What you will do
Write out the listing below again, precisely as it is given.

Supplied data
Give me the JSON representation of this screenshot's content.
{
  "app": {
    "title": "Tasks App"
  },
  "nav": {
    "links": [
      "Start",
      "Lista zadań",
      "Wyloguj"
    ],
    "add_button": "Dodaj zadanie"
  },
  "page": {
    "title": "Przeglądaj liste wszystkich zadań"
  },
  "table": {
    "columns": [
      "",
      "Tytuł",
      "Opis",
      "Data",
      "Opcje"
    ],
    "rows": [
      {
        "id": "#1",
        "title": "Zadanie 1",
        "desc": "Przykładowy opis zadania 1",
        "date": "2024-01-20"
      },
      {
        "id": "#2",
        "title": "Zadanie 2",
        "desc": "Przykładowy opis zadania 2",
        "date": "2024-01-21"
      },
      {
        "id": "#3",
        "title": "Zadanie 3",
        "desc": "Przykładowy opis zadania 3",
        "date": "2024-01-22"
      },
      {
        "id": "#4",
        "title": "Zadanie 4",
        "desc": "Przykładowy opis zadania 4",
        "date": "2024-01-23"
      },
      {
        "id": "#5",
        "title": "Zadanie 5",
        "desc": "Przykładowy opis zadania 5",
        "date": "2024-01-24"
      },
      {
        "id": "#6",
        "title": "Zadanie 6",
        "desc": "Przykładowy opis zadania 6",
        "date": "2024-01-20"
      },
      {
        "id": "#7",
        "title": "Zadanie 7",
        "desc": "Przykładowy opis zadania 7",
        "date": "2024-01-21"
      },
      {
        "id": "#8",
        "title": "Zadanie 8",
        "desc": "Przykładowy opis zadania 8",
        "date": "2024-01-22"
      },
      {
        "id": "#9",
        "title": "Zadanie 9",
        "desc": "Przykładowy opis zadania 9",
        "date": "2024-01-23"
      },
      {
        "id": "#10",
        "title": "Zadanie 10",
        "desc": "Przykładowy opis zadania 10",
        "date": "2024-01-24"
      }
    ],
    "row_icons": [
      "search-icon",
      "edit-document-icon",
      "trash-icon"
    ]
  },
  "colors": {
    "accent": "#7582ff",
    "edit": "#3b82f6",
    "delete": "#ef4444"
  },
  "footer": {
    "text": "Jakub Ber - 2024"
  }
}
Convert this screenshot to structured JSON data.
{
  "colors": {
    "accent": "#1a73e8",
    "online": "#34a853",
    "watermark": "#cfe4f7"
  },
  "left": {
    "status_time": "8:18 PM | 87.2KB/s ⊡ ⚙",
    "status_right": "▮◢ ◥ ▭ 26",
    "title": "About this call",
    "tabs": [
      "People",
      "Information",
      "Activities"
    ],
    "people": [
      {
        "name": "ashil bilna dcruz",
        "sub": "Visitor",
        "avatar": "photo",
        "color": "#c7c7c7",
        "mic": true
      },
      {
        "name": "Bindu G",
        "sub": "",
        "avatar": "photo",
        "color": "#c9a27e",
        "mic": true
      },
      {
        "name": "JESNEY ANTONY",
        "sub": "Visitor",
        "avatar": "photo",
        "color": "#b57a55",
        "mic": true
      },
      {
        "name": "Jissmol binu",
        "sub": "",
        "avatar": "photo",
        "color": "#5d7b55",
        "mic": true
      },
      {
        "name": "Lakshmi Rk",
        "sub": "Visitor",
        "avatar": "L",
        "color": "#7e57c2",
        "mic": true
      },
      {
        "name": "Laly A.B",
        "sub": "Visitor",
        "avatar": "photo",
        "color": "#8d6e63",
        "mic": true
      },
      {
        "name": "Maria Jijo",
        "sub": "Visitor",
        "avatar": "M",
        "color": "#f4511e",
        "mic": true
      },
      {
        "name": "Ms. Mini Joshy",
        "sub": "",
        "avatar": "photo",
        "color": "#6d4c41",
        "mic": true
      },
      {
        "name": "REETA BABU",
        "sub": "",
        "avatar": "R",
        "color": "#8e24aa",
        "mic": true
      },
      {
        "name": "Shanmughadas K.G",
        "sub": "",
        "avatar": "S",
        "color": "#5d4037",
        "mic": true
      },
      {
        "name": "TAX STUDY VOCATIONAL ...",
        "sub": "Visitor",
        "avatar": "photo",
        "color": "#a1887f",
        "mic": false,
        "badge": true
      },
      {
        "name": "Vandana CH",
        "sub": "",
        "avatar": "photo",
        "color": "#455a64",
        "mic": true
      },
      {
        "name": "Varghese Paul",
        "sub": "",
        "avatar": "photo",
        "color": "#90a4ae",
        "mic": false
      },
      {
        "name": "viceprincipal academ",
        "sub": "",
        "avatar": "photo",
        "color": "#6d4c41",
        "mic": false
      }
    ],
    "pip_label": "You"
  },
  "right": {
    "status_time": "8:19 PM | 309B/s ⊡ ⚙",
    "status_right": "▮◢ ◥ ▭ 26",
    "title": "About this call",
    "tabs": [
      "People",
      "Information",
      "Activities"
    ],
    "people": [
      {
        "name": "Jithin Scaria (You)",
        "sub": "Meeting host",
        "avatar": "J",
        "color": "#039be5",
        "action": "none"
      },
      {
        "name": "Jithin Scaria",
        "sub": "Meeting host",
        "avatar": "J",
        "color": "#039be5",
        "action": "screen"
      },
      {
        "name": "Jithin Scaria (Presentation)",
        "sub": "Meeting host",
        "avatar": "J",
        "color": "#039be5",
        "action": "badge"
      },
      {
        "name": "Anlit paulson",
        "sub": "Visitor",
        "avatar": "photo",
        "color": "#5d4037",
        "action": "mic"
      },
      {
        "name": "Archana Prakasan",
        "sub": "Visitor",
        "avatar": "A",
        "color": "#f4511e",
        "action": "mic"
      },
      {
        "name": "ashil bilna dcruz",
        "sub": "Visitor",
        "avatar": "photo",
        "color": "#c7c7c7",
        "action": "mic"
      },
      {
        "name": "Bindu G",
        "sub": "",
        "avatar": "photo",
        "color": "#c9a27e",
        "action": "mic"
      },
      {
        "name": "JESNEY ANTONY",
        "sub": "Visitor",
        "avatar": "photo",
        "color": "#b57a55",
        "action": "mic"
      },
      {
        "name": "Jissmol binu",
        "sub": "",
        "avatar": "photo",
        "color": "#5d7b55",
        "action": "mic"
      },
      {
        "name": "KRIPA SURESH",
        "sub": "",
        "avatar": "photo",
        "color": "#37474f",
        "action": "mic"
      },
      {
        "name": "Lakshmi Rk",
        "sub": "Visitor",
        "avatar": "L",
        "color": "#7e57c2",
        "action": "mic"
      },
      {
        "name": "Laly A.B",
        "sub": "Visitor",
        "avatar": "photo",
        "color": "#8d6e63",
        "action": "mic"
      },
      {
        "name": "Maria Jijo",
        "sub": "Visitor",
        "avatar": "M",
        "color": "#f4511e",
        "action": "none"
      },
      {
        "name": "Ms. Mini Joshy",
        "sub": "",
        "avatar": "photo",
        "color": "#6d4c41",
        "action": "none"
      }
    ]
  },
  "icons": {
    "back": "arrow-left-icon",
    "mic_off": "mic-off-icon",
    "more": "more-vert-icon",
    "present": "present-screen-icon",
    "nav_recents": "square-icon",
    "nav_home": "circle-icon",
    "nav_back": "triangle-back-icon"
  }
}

Task result
Give me the JSON representation of this screenshot's content.
{
  "app": {
    "title": "Tasks App"
  },
  "nav": {
    "links": [
      "Start",
      "Lista zadań",
      "Wyloguj"
    ],
    "add_button": "Dodaj zadanie"
  },
  "page": {
    "title": "Przeglądaj liste wszystkich zadań"
  },
  "table": {
    "columns": [
      "",
      "Tytuł",
      "Opis",
      "Data",
      "Opcje"
    ],
    "rows": [
      {
        "id": "#1",
        "title": "Zadanie 1",
        "desc": "Przykładowy opis zadania 1",
        "date": "2024-01-20"
      },
      {
        "id": "#2",
        "title": "Zadanie 2",
        "desc": "Przykładowy opis zadania 2",
        "date": "2024-01-21"
      },
      {
        "id": "#3",
        "title": "Zadanie 3",
        "desc": "Przykładowy opis zadania 3",
        "date": "2024-01-22"
      },
      {
        "id": "#4",
        "title": "Zadanie 4",
        "desc": "Przykładowy opis zadania 4",
        "date": "2024-01-23"
      },
      {
        "id": "#5",
        "title": "Zadanie 5",
        "desc": "Przykładowy opis zadania 5",
        "date": "2024-01-24"
      },
      {
        "id": "#6",
        "title": "Zadanie 6",
        "desc": "Przykładowy opis zadania 6",
        "date": "2024-01-20"
      },
      {
        "id": "#7",
        "title": "Zadanie 7",
        "desc": "Przykładowy opis zadania 7",
        "date": "2024-01-21"
      },
      {
        "id": "#8",
        "title": "Zadanie 8",
        "desc": "Przykładowy opis zadania 8",
        "date": "2024-01-22"
      },
      {
        "id": "#9",
        "title": "Zadanie 9",
        "desc": "Przykładowy opis zadania 9",
        "date": "2024-01-23"
      },
      {
        "id": "#10",
        "title": "Zadanie 10",
        "desc": "Przykładowy opis zadania 10",
        "date": "2024-01-24"
      }
    ],
    "row_icons": [
      "search-icon",
      "edit-document-icon",
      "trash-icon"
    ]
  },
  "colors": {
    "accent": "#7582ff",
    "edit": "#3b82f6",
    "delete": "#ef4444"
  },
  "footer": {
    "text": "Jakub Ber - 2024"
  }
}
Convert this screenshot to structured JSON data.
{
  "colors": {
    "accent": "#1a73e8",
    "online": "#34a853",
    "watermark": "#cfe4f7"
  },
  "left": {
    "status_time": "8:18 PM | 87.2KB/s ⊡ ⚙",
    "status_right": "▮◢ ◥ ▭ 26",
    "title": "About this call",
    "tabs": [
      "People",
      "Information",
      "Activities"
    ],
    "people": [
      {
        "name": "ashil bilna dcruz",
        "sub": "Visitor",
        "avatar": "photo",
        "color": "#c7c7c7",
        "mic": true
      },
      {
        "name": "Bindu G",
        "sub": "",
        "avatar": "photo",
        "color": "#c9a27e",
        "mic": true
      },
      {
        "name": "JESNEY ANTONY",
        "sub": "Visitor",
        "avatar": "photo",
        "color": "#b57a55",
        "mic": true
      },
      {
        "name": "Jissmol binu",
        "sub": "",
        "avatar": "photo",
        "color": "#5d7b55",
        "mic": true
      },
      {
        "name": "Lakshmi Rk",
        "sub": "Visitor",
        "avatar": "L",
        "color": "#7e57c2",
        "mic": true
      },
      {
        "name": "Laly A.B",
        "sub": "Visitor",
        "avatar": "photo",
        "color": "#8d6e63",
        "mic": true
      },
      {
        "name": "Maria Jijo",
        "sub": "Visitor",
        "avatar": "M",
        "color": "#f4511e",
        "mic": true
      },
      {
        "name": "Ms. Mini Joshy",
        "sub": "",
        "avatar": "photo",
        "color": "#6d4c41",
        "mic": true
      },
      {
        "name": "REETA BABU",
        "sub": "",
        "avatar": "R",
        "color": "#8e24aa",
        "mic": true
      },
      {
        "name": "Shanmughadas K.G",
        "sub": "",
        "avatar": "S",
        "color": "#5d4037",
        "mic": true
      },
      {
        "name": "TAX STUDY VOCATIONAL ...",
        "sub": "Visitor",
        "avatar": "photo",
        "color": "#a1887f",
        "mic": false,
        "badge": true
      },
      {
        "name": "Vandana CH",
        "sub": "",
        "avatar": "photo",
        "color": "#455a64",
        "mic": true
      },
      {
        "name": "Varghese Paul",
        "sub": "",
        "avatar": "photo",
        "color": "#90a4ae",
        "mic": false
      },
      {
        "name": "viceprincipal academ",
        "sub": "",
        "avatar": "photo",
        "color": "#6d4c41",
        "mic": false
      }
    ],
    "pip_label": "You"
  },
  "right": {
    "status_time": "8:19 PM | 309B/s ⊡ ⚙",
    "status_right": "▮◢ ◥ ▭ 26",
    "title": "About this call",
    "tabs": [
      "People",
      "Information",
      "Activities"
    ],
    "people": [
      {
        "name": "Jithin Scaria (You)",
        "sub": "Meeting host",
        "avatar": "J",
        "color": "#039be5",
        "action": "none"
      },
      {
        "name": "Jithin Scaria",
        "sub": "Meeting host",
        "avatar": "J",
        "color": "#039be5",
        "action": "screen"
      },
      {
        "name": "Jithin Scaria (Presentation)",
        "sub": "Meeting host",
        "avatar": "J",
        "color": "#039be5",
        "action": "badge"
      },
      {
        "name": "Anlit paulson",
        "sub": "Visitor",
        "avatar": "photo",
        "color": "#5d4037",
        "action": "mic"
      },
      {
        "name": "Archana Prakasan",
        "sub": "Visitor",
        "avatar": "A",
        "color": "#f4511e",
        "action": "mic"
      },
      {
        "name": "ashil bilna dcruz",
        "sub": "Visitor",
        "avatar": "photo",
        "color": "#c7c7c7",
        "action": "mic"
      },
      {
        "name": "Bindu G",
        "sub": "",
        "avatar": "photo",
        "color": "#c9a27e",
        "action": "mic"
      },
      {
        "name": "JESNEY ANTONY",
        "sub": "Visitor",
        "avatar": "photo",
        "color": "#b57a55",
        "action": "mic"
      },
      {
        "name": "Jissmol binu",
        "sub": "",
        "avatar": "photo",
        "color": "#5d7b55",
        "action": "mic"
      },
      {
        "name": "KRIPA SURESH",
        "sub": "",
        "avatar": "photo",
        "color": "#37474f",
        "action": "mic"
      },
      {
        "name": "Lakshmi Rk",
        "sub": "Visitor",
        "avatar": "L",
        "color": "#7e57c2",
        "action": "mic"
      },
      {
        "name": "Laly A.B",
        "sub": "Visitor",
        "avatar": "photo",
        "color": "#8d6e63",
        "action": "mic"
      },
      {
        "name": "Maria Jijo",
        "sub": "Visitor",
        "avatar": "M",
        "color": "#f4511e",
        "action": "none"
      },
      {
        "name": "Ms. Mini Joshy",
        "sub": "",
        "avatar": "photo",
        "color": "#6d4c41",
        "action": "none"
      }
    ]
  },
  "icons": {
    "back": "arrow-left-icon",
    "mic_off": "mic-off-icon",
    "more": "more-vert-icon",
    "present": "present-screen-icon",
    "nav_recents": "square-icon",
    "nav_home": "circle-icon",
    "nav_back": "triangle-back-icon"
  }
}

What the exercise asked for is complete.